_What is being asked_.
Of all the lines in the records, how many hold the word "type"? Answer with the number only.
# Start of Provided information
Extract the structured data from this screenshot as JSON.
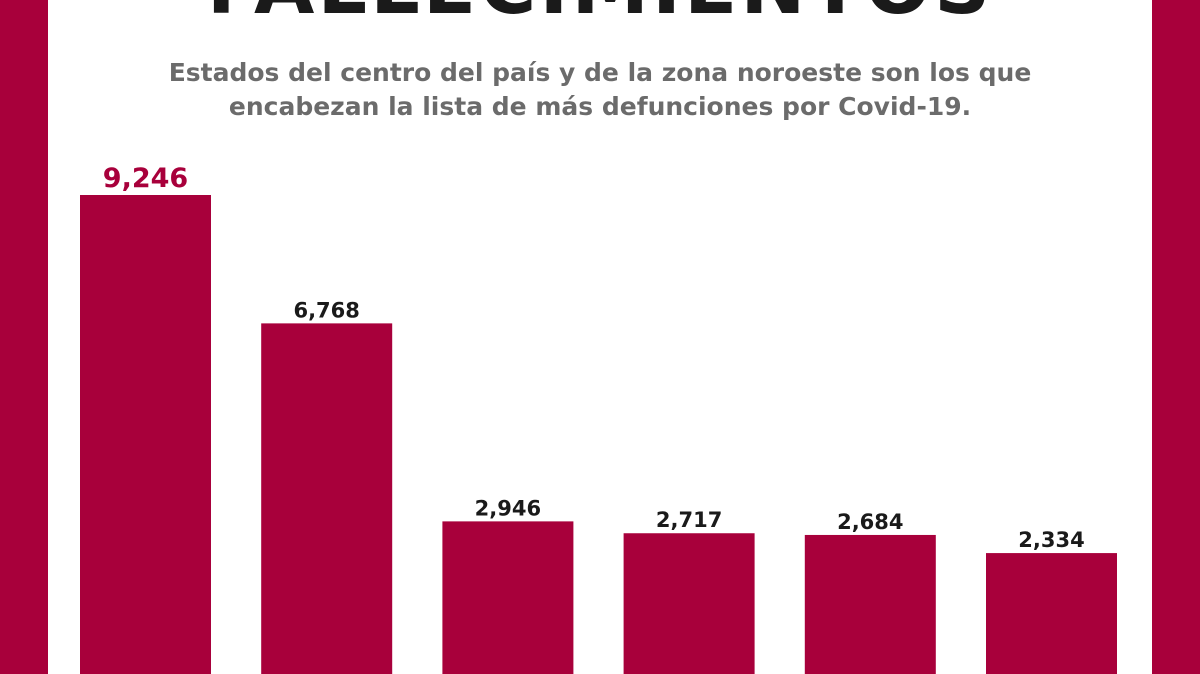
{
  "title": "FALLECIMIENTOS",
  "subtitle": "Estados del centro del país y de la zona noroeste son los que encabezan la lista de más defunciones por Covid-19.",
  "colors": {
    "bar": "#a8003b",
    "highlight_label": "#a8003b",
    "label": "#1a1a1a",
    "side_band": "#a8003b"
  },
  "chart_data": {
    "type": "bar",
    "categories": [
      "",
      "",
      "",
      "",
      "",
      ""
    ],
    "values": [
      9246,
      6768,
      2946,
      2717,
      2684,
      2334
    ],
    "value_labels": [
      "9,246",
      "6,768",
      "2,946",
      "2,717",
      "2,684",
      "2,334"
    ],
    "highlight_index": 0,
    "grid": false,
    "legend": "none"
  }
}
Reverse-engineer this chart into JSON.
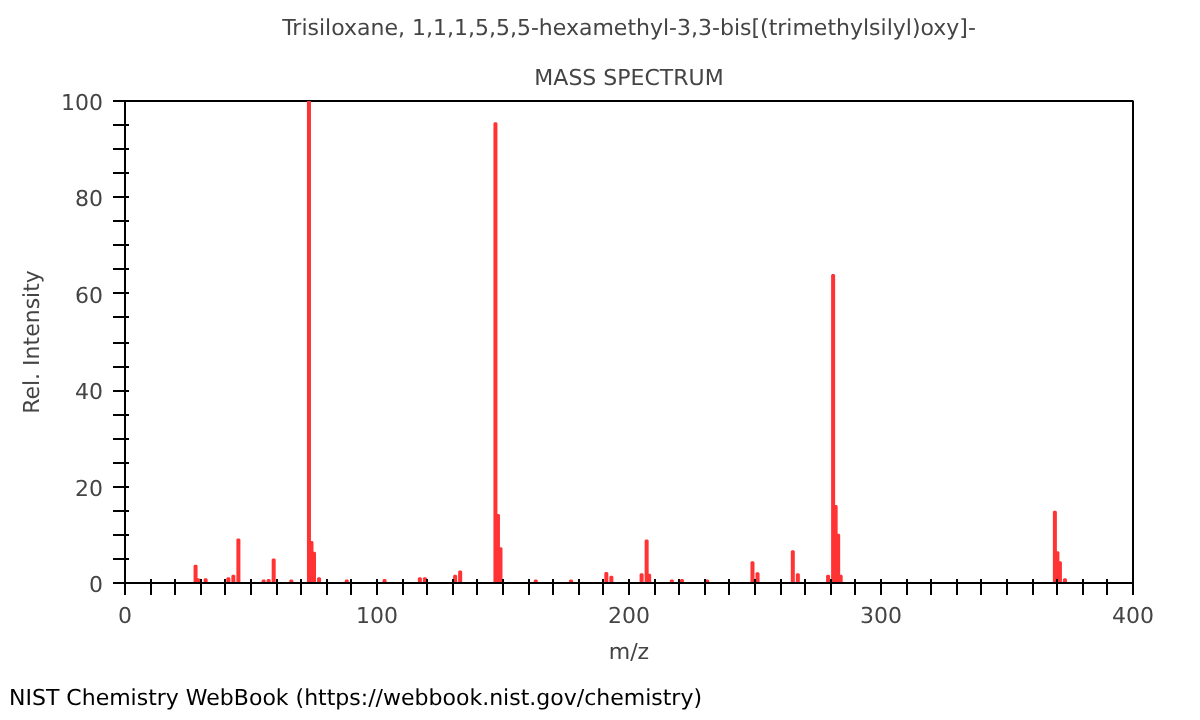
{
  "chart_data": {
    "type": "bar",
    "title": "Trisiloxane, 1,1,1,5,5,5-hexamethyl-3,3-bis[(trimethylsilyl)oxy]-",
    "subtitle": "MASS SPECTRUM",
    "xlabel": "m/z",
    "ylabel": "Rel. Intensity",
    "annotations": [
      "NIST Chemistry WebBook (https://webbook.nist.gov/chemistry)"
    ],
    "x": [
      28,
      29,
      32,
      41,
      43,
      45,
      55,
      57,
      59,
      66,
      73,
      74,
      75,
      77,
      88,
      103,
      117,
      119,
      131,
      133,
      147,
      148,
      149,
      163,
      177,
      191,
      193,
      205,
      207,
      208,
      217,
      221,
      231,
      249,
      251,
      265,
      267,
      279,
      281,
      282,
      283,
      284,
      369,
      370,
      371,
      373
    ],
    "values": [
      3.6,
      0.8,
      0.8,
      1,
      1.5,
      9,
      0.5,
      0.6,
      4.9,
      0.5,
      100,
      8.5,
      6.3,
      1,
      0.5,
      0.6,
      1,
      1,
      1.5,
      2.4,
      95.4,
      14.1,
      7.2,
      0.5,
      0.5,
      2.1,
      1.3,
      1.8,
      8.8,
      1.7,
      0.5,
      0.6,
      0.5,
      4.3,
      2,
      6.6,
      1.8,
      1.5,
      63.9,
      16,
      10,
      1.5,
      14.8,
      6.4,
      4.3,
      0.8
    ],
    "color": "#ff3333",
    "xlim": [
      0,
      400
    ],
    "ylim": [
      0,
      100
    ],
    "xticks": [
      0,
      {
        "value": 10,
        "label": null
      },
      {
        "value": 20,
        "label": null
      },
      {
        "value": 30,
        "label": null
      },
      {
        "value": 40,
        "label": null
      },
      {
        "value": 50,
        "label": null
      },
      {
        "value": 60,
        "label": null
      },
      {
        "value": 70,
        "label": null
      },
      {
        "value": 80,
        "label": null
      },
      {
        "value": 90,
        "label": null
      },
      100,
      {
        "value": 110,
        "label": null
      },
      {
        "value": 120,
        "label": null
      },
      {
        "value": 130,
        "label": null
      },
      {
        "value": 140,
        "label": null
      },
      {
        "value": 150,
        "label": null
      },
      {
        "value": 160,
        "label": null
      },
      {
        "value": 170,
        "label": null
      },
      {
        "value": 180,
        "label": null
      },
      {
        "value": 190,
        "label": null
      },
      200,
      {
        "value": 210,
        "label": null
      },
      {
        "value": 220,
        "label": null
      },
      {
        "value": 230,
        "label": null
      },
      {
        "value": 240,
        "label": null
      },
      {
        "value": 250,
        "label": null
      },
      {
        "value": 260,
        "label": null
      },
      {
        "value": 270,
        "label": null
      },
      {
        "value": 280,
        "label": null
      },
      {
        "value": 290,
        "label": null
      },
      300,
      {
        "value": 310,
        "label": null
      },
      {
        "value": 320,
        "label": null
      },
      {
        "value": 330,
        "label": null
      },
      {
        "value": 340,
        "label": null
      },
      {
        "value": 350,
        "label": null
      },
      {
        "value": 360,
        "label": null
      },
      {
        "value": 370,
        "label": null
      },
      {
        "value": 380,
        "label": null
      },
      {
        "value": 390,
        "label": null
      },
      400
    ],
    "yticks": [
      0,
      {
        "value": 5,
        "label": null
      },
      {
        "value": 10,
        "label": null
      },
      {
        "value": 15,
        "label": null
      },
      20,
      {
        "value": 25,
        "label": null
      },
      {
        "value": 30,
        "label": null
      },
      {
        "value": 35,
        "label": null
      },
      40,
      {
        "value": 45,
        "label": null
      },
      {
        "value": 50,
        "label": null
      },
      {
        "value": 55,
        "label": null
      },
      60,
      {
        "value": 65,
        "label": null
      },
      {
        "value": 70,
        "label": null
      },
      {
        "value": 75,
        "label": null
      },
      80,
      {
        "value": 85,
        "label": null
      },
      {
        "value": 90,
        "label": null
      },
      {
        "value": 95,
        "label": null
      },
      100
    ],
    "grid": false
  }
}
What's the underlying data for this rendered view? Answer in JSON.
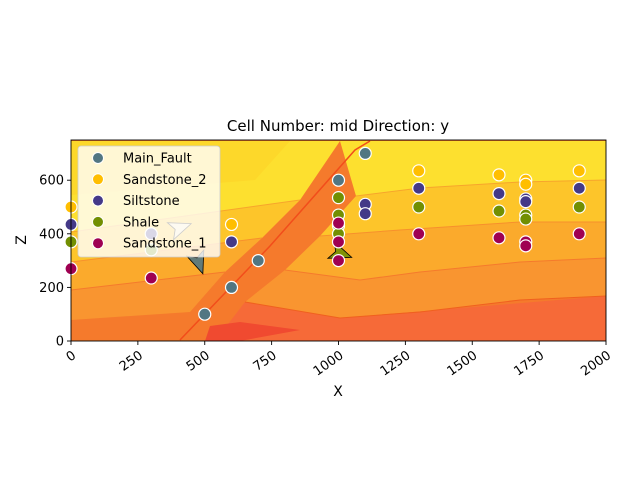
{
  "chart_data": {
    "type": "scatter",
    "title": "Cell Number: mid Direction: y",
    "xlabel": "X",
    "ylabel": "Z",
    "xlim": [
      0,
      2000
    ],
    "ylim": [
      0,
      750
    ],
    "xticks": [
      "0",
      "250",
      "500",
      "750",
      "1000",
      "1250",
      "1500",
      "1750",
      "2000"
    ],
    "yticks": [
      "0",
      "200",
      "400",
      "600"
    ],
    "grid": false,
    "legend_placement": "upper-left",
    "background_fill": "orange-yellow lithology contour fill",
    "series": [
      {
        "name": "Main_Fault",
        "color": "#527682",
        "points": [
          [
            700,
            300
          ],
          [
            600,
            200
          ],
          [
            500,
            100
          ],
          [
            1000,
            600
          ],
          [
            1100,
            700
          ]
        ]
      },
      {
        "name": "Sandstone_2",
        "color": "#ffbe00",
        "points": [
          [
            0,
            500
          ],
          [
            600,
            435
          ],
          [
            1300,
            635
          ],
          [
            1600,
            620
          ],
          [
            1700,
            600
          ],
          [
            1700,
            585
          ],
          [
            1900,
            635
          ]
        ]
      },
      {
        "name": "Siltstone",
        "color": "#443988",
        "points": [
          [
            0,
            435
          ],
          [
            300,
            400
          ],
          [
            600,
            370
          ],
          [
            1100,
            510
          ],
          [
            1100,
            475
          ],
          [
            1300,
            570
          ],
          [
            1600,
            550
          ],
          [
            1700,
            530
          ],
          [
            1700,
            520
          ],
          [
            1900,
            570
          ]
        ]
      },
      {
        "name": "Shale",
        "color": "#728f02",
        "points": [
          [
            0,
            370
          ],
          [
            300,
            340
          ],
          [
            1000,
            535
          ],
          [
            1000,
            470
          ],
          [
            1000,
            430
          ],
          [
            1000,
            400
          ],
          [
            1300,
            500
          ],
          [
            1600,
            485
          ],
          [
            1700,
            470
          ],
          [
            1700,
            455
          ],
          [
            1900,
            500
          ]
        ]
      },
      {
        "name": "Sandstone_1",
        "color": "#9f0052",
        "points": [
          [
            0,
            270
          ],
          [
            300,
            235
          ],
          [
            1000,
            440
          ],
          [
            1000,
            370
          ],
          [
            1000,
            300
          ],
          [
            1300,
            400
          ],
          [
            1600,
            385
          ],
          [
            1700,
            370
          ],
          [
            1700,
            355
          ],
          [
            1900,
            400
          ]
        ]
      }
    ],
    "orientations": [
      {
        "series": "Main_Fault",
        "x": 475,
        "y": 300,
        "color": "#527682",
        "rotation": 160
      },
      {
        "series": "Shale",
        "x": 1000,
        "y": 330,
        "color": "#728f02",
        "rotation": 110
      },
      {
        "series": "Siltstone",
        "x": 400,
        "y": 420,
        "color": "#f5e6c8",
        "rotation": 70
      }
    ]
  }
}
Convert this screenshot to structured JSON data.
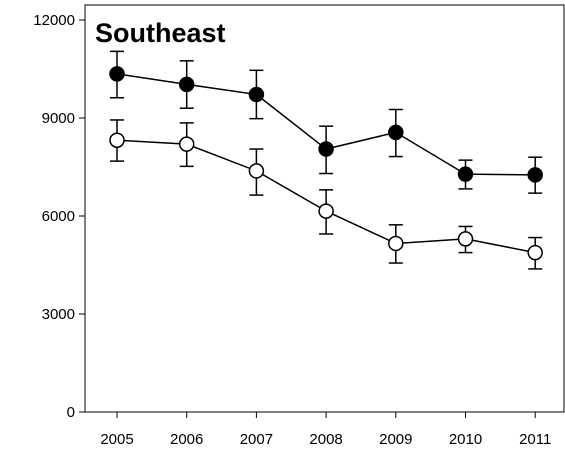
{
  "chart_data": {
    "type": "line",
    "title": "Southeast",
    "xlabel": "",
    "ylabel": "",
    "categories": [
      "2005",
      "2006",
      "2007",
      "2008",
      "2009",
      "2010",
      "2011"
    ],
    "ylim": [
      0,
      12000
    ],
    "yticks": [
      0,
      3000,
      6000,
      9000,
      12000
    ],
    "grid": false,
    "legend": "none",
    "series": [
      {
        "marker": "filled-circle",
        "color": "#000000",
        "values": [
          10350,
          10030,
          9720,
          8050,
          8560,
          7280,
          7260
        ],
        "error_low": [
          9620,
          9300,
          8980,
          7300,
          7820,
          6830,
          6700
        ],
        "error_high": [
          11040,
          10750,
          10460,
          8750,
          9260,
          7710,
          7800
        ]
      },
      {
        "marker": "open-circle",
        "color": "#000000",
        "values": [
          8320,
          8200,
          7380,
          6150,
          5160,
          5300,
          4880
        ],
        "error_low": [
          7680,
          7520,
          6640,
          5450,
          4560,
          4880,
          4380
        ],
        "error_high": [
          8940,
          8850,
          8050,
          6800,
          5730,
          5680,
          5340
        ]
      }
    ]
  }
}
# End of Provided information
_The result_.
4